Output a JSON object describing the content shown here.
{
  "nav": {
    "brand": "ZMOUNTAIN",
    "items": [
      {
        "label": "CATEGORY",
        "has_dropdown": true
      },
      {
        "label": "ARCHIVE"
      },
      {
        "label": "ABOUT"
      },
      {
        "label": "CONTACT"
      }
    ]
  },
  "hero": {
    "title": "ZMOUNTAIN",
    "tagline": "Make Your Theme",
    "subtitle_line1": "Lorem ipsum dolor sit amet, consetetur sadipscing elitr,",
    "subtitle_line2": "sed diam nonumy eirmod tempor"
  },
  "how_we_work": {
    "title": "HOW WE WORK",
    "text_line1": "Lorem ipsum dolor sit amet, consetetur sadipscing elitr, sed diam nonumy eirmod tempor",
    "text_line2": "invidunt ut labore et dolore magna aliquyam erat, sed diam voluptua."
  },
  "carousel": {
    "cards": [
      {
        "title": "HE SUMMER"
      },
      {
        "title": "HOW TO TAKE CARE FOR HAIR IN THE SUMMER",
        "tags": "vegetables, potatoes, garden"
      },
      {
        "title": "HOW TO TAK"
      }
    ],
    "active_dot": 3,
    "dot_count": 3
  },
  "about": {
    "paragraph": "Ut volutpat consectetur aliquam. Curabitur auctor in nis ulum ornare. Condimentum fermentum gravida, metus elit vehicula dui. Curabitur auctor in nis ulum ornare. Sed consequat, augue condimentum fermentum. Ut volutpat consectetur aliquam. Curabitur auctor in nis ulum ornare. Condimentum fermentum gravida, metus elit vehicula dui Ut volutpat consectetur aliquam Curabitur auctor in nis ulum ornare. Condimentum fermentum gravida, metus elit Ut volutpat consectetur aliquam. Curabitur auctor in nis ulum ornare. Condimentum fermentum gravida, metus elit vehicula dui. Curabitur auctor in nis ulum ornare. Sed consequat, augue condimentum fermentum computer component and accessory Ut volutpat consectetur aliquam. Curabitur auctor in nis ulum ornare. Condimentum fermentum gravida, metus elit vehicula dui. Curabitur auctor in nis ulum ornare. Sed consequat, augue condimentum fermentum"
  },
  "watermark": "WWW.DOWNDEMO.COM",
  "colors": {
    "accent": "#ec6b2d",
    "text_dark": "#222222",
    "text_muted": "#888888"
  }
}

--------------------------------

Required task
Set out the complete listing exactly as shown.

Final answer
Output a JSON object describing the content shown here.
{
  "nav": {
    "brand": "ZMOUNTAIN",
    "items": [
      {
        "label": "CATEGORY",
        "has_dropdown": true
      },
      {
        "label": "ARCHIVE"
      },
      {
        "label": "ABOUT"
      },
      {
        "label": "CONTACT"
      }
    ]
  },
  "hero": {
    "title": "ZMOUNTAIN",
    "tagline": "Make Your Theme",
    "subtitle_line1": "Lorem ipsum dolor sit amet, consetetur sadipscing elitr,",
    "subtitle_line2": "sed diam nonumy eirmod tempor"
  },
  "how_we_work": {
    "title": "HOW WE WORK",
    "text_line1": "Lorem ipsum dolor sit amet, consetetur sadipscing elitr, sed diam nonumy eirmod tempor",
    "text_line2": "invidunt ut labore et dolore magna aliquyam erat, sed diam voluptua."
  },
  "carousel": {
    "cards": [
      {
        "title": "HE SUMMER"
      },
      {
        "title": "HOW TO TAKE CARE FOR HAIR IN THE SUMMER",
        "tags": "vegetables, potatoes, garden"
      },
      {
        "title": "HOW TO TAK"
      }
    ],
    "active_dot": 3,
    "dot_count": 3
  },
  "about": {
    "paragraph": "Ut volutpat consectetur aliquam. Curabitur auctor in nis ulum ornare. Condimentum fermentum gravida, metus elit vehicula dui. Curabitur auctor in nis ulum ornare. Sed consequat, augue condimentum fermentum. Ut volutpat consectetur aliquam. Curabitur auctor in nis ulum ornare. Condimentum fermentum gravida, metus elit vehicula dui Ut volutpat consectetur aliquam Curabitur auctor in nis ulum ornare. Condimentum fermentum gravida, metus elit Ut volutpat consectetur aliquam. Curabitur auctor in nis ulum ornare. Condimentum fermentum gravida, metus elit vehicula dui. Curabitur auctor in nis ulum ornare. Sed consequat, augue condimentum fermentum computer component and accessory Ut volutpat consectetur aliquam. Curabitur auctor in nis ulum ornare. Condimentum fermentum gravida, metus elit vehicula dui. Curabitur auctor in nis ulum ornare. Sed consequat, augue condimentum fermentum"
  },
  "watermark": "WWW.DOWNDEMO.COM",
  "colors": {
    "accent": "#ec6b2d",
    "text_dark": "#222222",
    "text_muted": "#888888"
  }
}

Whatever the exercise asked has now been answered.